## INFORMATION GIVEN
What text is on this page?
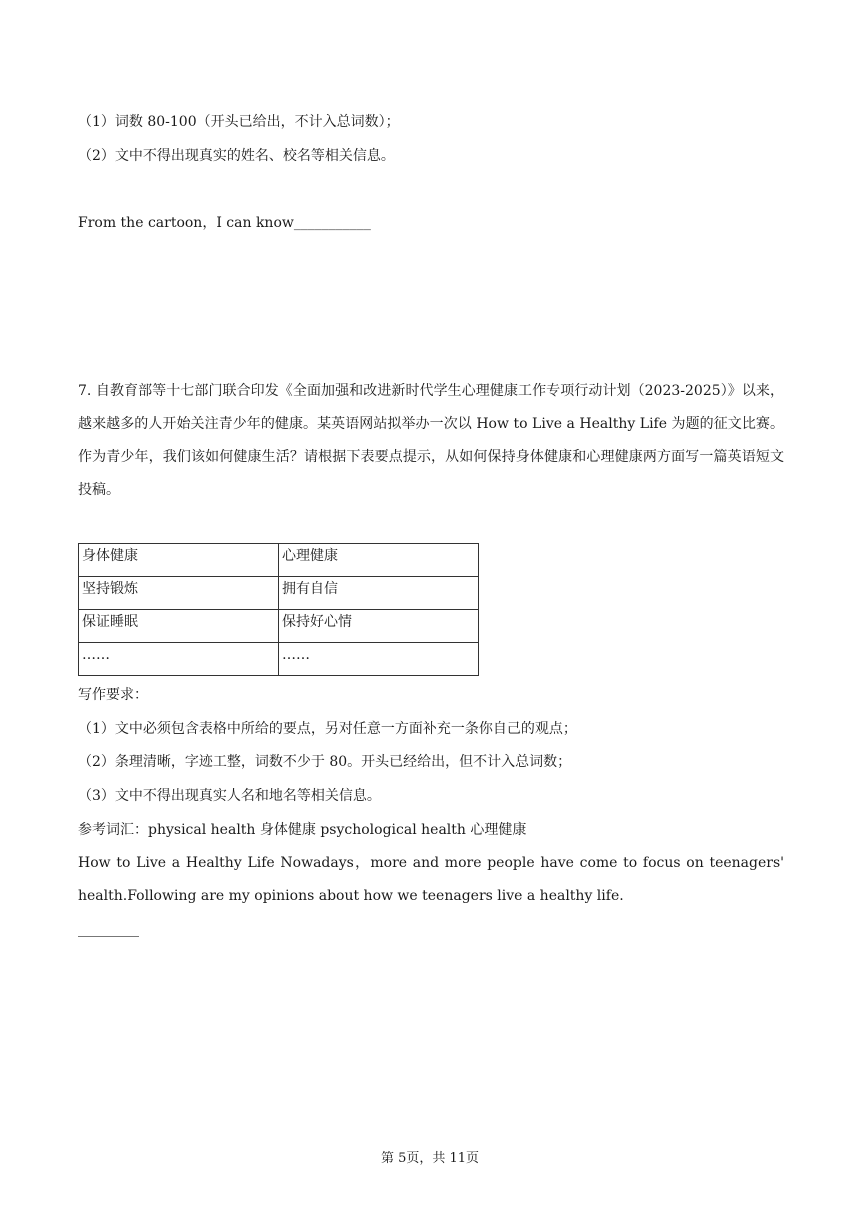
（1）词数 80-100（开头已给出，不计入总词数）；
（2）文中不得出现真实的姓名、校名等相关信息。
From the cartoon，I can know___________
7. 自教育部等十七部门联合印发《全面加强和改进新时代学生心理健康工作专项行动计划（2023-2025）》以来，越来越多的人开始关注青少年的健康。某英语网站拟举办一次以 How to Live a Healthy Life 为题的征文比赛。作为青少年，我们该如何健康生活？请根据下表要点提示，从如何保持身体健康和心理健康两方面写一篇英语短文投稿。
身体健康	心理健康
坚持锻炼	拥有自信
保证睡眠	保持好心情
……	……
写作要求：
（1）文中必须包含表格中所给的要点，另对任意一方面补充一条你自己的观点；
（2）条理清晰，字迹工整，词数不少于 80。开头已经给出，但不计入总词数；
（3）文中不得出现真实人名和地名等相关信息。
参考词汇：physical health 身体健康 psychological health 心理健康
How to Live a Healthy Life Nowadays，more and more people have come to focus on teenagers' health.Following are my opinions about how we teenagers live a healthy life.
第 5页，共 11页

## THE TASK
Leaving all pictures aside, quote each record exactly.

## OUTPUT FOR THIS EXERCISE
What text is on this page?
（1）词数 80-100（开头已给出，不计入总词数）；
（2）文中不得出现真实的姓名、校名等相关信息。
From the cartoon，I can know___________
7. 自教育部等十七部门联合印发《全面加强和改进新时代学生心理健康工作专项行动计划（2023-2025）》以来，越来越多的人开始关注青少年的健康。某英语网站拟举办一次以 How to Live a Healthy Life 为题的征文比赛。作为青少年，我们该如何健康生活？请根据下表要点提示，从如何保持身体健康和心理健康两方面写一篇英语短文投稿。
身体健康	心理健康
坚持锻炼	拥有自信
保证睡眠	保持好心情
……	……
写作要求：
（1）文中必须包含表格中所给的要点，另对任意一方面补充一条你自己的观点；
（2）条理清晰，字迹工整，词数不少于 80。开头已经给出，但不计入总词数；
（3）文中不得出现真实人名和地名等相关信息。
参考词汇：physical health 身体健康 psychological health 心理健康
How to Live a Healthy Life Nowadays，more and more people have come to focus on teenagers' health.Following are my opinions about how we teenagers live a healthy life.
第 5页，共 11页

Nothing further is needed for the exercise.